## [Directive]
Which lines hold the word "content"? Copy each one.

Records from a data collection
________________________________________
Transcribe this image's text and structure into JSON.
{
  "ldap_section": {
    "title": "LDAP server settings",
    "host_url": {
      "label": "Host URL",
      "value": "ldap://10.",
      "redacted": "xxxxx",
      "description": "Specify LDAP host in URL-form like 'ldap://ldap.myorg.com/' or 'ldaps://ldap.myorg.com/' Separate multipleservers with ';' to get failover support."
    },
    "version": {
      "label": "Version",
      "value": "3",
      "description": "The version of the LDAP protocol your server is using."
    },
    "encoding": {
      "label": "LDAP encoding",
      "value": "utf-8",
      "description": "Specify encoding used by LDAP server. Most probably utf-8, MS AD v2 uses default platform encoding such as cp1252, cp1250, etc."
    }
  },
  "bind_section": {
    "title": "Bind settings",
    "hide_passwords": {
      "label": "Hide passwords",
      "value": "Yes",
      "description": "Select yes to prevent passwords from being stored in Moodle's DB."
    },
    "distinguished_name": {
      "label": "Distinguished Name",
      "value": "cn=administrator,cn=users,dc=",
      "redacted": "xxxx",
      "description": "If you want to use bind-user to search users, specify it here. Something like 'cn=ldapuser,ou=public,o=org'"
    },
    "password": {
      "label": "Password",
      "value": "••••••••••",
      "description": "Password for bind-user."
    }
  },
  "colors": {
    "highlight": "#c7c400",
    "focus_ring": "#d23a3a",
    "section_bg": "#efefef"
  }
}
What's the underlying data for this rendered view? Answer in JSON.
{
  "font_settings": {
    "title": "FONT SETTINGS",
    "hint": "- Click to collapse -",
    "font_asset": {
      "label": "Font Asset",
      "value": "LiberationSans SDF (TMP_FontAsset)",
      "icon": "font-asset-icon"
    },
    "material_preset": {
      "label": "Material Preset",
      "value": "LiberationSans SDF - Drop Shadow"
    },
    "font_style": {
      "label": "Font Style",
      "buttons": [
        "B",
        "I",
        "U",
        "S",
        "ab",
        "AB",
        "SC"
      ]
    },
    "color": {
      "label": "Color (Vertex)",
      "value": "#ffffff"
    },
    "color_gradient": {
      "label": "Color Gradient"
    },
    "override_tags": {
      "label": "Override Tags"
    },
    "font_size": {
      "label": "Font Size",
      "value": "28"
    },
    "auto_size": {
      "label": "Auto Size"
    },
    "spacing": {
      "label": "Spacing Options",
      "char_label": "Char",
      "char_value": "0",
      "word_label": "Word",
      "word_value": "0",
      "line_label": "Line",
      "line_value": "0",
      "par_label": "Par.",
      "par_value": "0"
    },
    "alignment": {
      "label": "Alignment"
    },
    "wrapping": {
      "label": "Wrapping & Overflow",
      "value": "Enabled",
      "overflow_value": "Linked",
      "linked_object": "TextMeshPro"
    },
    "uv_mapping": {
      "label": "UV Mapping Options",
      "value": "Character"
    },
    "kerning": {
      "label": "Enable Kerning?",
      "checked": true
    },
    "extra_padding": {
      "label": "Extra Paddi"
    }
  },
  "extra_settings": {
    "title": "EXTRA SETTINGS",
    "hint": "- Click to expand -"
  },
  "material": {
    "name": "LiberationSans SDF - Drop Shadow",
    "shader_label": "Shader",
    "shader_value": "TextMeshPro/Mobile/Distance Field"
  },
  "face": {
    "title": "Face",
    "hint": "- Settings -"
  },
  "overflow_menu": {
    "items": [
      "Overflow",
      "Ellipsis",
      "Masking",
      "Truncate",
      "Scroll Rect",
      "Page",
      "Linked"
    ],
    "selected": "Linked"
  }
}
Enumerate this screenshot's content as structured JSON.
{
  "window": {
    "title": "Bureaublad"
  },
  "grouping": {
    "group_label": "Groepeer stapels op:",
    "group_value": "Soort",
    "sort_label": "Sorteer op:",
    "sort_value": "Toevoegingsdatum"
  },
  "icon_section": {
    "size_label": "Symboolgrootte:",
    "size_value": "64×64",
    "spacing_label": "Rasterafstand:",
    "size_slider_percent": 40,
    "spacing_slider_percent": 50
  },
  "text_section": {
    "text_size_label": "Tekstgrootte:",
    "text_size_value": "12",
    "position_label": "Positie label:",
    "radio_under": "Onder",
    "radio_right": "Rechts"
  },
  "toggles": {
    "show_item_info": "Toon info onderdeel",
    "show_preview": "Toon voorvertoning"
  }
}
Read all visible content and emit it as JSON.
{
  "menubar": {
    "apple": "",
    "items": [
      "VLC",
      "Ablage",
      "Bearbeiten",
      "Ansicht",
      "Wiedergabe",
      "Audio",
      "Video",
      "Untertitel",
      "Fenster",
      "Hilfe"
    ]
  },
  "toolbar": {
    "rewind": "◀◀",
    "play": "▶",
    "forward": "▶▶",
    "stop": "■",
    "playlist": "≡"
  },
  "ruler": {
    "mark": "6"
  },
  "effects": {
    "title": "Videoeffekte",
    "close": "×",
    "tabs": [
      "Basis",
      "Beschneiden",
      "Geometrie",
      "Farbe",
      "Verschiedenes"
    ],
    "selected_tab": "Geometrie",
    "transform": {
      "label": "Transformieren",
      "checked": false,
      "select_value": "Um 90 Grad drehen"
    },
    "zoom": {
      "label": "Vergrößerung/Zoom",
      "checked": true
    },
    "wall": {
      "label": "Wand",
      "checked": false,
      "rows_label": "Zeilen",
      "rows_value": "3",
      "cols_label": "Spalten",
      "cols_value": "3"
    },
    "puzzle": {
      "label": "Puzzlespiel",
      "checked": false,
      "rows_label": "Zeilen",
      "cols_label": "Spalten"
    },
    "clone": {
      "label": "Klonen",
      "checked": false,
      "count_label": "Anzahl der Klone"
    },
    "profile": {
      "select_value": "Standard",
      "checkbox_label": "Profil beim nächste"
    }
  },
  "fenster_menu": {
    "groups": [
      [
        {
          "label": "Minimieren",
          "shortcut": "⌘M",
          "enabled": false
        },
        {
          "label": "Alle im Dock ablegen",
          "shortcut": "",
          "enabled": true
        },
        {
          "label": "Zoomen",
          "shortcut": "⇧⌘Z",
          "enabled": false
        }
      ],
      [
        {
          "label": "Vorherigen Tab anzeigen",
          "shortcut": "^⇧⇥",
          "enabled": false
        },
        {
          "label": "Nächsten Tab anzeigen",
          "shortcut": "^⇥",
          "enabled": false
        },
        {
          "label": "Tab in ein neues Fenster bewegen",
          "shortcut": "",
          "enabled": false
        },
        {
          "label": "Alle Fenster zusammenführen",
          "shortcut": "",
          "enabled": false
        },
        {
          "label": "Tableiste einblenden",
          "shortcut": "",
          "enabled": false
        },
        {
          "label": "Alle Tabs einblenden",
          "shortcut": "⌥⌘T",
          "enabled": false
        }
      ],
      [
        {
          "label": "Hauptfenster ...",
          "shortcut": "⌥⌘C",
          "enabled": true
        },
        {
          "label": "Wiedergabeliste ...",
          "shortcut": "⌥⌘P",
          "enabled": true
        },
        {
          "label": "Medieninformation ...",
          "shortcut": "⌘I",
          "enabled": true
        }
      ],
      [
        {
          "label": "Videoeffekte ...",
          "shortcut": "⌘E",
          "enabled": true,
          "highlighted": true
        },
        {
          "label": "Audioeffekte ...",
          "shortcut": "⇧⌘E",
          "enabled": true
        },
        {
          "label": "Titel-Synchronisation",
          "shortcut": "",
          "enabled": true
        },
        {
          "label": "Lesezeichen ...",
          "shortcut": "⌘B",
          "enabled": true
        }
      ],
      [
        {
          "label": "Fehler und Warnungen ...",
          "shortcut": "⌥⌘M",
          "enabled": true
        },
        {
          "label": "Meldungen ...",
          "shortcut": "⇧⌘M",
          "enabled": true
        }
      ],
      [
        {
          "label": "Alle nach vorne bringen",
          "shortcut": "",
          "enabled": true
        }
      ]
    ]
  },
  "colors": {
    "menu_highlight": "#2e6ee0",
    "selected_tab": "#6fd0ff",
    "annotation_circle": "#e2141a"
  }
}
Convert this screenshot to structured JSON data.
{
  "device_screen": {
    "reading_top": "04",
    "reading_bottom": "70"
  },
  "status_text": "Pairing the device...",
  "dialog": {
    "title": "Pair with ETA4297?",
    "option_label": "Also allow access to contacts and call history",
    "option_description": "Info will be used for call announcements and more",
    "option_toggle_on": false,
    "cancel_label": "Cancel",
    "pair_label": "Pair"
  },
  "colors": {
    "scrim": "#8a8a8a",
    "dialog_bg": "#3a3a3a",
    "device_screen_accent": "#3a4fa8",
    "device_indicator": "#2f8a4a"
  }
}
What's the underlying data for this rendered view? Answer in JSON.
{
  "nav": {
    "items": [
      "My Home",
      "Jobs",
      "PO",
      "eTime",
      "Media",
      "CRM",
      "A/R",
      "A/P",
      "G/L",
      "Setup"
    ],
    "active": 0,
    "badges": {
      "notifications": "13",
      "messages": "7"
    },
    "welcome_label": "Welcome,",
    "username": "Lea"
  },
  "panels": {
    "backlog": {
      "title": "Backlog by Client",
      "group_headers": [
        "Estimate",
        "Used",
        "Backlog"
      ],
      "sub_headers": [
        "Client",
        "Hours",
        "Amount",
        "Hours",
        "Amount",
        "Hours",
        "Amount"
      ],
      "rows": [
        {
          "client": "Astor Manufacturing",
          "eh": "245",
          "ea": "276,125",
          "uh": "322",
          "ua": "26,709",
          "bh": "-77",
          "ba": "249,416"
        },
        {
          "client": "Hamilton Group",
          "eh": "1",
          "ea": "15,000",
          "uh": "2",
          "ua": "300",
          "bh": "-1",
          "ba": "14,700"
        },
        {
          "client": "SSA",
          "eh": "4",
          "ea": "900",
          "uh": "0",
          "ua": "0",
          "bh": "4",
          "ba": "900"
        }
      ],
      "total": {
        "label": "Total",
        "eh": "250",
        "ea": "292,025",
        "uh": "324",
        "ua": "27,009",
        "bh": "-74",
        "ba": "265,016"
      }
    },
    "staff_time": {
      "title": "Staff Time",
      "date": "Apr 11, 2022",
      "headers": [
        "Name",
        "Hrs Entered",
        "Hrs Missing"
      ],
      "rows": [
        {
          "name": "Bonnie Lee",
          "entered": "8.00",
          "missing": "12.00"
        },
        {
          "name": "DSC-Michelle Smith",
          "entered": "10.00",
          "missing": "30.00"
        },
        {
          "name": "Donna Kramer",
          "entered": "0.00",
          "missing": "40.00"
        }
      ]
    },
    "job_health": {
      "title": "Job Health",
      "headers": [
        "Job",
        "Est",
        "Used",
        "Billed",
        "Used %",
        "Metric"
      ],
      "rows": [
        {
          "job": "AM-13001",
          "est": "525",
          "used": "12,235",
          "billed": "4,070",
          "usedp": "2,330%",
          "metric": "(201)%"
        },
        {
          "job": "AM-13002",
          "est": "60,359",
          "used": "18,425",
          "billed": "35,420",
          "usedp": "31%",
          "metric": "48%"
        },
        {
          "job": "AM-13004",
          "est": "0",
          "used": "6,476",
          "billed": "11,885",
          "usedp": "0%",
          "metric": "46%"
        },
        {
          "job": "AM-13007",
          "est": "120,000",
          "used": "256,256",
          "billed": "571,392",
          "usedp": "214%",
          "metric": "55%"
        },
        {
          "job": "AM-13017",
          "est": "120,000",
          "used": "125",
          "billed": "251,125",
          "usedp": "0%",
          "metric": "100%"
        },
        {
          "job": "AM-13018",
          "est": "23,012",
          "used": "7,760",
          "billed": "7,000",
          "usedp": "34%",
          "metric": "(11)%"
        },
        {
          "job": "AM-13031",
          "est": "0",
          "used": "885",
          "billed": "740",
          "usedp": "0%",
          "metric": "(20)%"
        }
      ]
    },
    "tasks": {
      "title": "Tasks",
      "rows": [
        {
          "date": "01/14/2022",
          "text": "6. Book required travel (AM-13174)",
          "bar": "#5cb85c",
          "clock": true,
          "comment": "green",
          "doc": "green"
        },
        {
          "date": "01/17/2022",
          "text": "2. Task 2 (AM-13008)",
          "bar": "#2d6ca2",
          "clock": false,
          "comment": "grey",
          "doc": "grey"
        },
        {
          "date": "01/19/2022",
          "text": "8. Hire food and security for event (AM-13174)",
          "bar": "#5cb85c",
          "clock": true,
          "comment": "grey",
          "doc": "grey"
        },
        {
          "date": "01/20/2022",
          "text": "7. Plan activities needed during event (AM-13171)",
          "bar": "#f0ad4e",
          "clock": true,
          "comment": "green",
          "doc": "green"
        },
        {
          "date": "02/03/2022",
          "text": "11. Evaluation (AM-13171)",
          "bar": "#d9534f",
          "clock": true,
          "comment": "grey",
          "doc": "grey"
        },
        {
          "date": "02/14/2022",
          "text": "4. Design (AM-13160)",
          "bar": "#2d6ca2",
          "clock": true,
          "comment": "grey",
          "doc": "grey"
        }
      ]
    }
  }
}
________________________________________
## [Response for this exercise]
Enumerate this screenshot's content as structured JSON.
Read all visible content and emit it as JSON.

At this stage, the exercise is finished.